__THE DATA__.
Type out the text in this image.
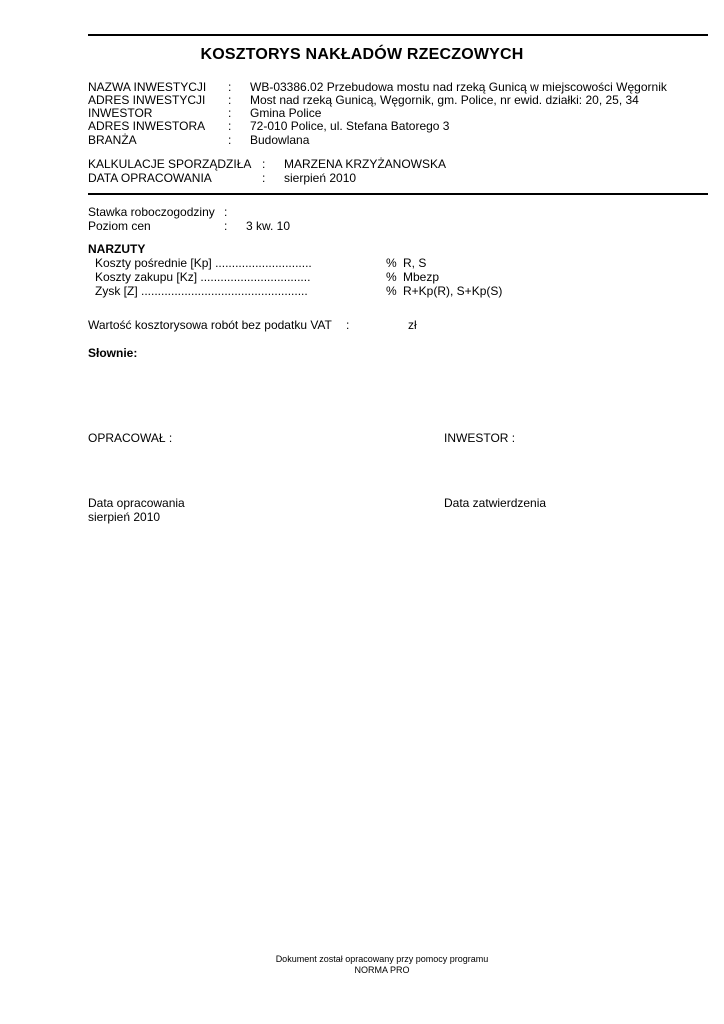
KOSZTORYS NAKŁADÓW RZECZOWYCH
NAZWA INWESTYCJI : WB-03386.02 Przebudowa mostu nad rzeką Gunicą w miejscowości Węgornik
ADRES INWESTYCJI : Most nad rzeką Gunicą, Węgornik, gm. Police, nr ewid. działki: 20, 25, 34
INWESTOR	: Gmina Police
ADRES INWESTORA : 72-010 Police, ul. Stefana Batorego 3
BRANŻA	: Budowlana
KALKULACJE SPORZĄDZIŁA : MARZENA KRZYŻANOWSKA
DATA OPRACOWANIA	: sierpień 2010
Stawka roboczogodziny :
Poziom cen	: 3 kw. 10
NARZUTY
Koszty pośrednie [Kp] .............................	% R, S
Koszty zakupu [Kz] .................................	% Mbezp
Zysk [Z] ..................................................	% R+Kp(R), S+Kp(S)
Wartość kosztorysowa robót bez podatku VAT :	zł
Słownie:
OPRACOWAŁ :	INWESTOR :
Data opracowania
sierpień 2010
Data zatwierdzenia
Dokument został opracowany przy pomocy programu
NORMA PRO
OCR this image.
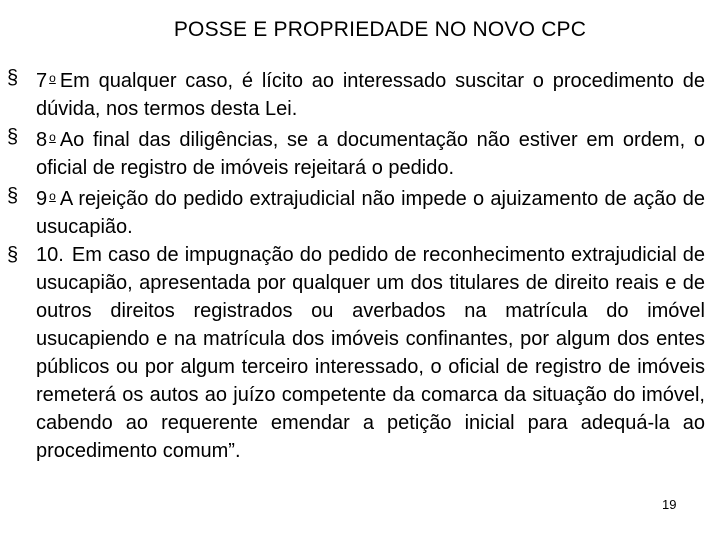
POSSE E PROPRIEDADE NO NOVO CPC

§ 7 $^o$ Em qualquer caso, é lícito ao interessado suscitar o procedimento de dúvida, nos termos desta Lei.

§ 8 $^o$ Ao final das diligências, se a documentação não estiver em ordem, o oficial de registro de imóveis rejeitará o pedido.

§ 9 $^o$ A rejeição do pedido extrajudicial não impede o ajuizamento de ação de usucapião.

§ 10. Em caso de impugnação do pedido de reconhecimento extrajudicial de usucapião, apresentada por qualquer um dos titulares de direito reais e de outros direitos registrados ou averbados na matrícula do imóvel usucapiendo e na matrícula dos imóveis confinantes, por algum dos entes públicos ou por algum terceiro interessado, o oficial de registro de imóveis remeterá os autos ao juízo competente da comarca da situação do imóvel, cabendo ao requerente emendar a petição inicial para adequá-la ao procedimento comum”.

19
==
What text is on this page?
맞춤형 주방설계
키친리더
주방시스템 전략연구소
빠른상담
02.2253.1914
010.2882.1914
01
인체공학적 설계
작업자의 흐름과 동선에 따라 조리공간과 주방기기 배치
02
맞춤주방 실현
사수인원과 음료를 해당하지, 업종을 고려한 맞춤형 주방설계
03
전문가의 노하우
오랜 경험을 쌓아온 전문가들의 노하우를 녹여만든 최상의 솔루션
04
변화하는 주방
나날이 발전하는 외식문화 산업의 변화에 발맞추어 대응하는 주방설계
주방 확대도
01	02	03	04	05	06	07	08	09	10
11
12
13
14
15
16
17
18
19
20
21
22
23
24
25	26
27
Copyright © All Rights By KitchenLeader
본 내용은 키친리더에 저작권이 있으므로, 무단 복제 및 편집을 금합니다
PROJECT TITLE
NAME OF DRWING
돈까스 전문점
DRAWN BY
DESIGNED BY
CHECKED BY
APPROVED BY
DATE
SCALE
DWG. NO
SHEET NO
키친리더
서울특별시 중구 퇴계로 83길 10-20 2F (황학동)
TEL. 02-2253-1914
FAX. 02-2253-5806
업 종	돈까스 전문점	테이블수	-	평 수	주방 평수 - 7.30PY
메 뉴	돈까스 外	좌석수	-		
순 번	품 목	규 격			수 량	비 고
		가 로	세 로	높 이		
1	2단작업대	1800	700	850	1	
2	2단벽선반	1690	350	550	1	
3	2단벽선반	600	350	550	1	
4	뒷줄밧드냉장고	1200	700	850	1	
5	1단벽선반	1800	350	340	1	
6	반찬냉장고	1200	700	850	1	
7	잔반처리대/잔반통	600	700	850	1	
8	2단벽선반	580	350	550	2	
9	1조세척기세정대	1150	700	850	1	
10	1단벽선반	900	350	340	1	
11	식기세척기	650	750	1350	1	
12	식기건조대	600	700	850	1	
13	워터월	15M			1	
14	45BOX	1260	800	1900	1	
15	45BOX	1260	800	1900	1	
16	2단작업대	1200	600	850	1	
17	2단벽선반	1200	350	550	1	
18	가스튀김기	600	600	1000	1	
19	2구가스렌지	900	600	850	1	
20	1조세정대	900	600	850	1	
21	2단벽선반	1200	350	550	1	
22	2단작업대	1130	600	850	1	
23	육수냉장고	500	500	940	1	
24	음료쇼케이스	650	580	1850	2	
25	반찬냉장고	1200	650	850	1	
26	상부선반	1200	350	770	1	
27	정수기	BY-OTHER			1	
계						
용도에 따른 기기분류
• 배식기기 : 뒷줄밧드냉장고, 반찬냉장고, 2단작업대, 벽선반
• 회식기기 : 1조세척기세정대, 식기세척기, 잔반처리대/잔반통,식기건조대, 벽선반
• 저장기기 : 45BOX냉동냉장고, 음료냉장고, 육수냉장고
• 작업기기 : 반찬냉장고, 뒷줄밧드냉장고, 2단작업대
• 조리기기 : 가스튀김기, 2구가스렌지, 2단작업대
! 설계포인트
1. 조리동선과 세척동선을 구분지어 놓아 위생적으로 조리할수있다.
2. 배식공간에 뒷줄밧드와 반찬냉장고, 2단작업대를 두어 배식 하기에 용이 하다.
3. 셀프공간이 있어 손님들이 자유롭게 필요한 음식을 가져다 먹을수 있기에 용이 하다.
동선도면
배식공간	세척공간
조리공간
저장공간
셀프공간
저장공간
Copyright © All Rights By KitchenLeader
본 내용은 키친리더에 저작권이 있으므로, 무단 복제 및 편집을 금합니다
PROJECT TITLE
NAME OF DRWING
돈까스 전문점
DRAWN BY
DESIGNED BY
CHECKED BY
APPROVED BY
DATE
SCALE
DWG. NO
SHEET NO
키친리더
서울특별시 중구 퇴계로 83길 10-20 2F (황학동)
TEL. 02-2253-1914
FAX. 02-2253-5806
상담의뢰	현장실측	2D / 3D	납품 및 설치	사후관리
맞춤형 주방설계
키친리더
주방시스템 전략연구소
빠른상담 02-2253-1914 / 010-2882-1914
--
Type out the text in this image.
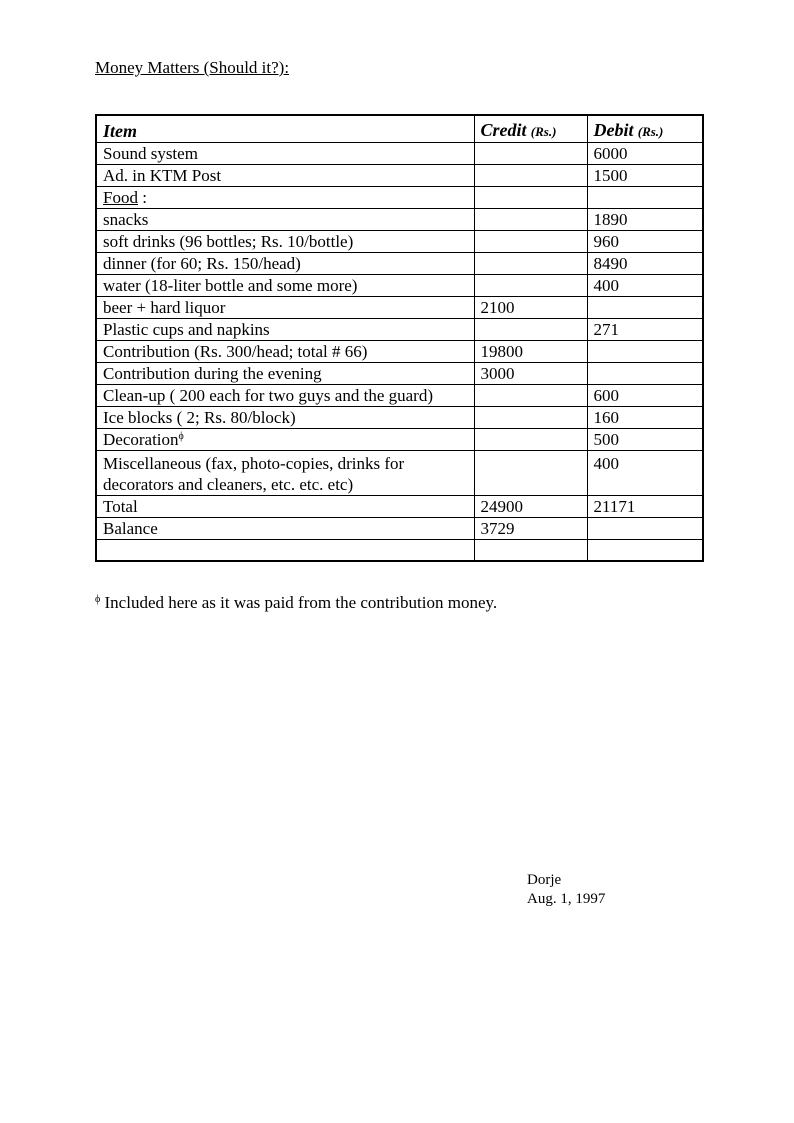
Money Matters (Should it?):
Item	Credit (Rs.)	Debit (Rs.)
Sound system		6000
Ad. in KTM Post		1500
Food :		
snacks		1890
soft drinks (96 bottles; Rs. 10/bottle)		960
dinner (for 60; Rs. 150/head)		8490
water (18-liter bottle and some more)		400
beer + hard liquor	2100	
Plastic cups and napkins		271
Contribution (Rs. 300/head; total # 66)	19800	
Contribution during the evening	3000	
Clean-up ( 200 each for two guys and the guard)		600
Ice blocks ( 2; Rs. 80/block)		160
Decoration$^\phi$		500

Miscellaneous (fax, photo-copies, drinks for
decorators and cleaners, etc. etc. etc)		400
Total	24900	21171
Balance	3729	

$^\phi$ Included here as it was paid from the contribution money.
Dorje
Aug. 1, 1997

__PROBLEM REQUIREMENTS__. Take every line that includes the string "qualquer" and copy it.

__RESULT__.
§ 7 $^o$ Em qualquer caso, é lícito ao interessado suscitar o procedimento de dúvida, nos termos desta Lei.
§ 10. Em caso de impugnação do pedido de reconhecimento extrajudicial de usucapião, apresentada por qualquer um dos titulares de direito reais e de outros direitos registrados ou averbados na matrícula do imóvel usucapiendo e na matrícula dos imóveis confinantes, por algum dos entes públicos ou por algum terceiro interessado, o oficial de registro de imóveis remeterá os autos ao juízo competente da comarca da situação do imóvel, cabendo ao requerente emendar a petição inicial para adequá-la ao procedimento comum”.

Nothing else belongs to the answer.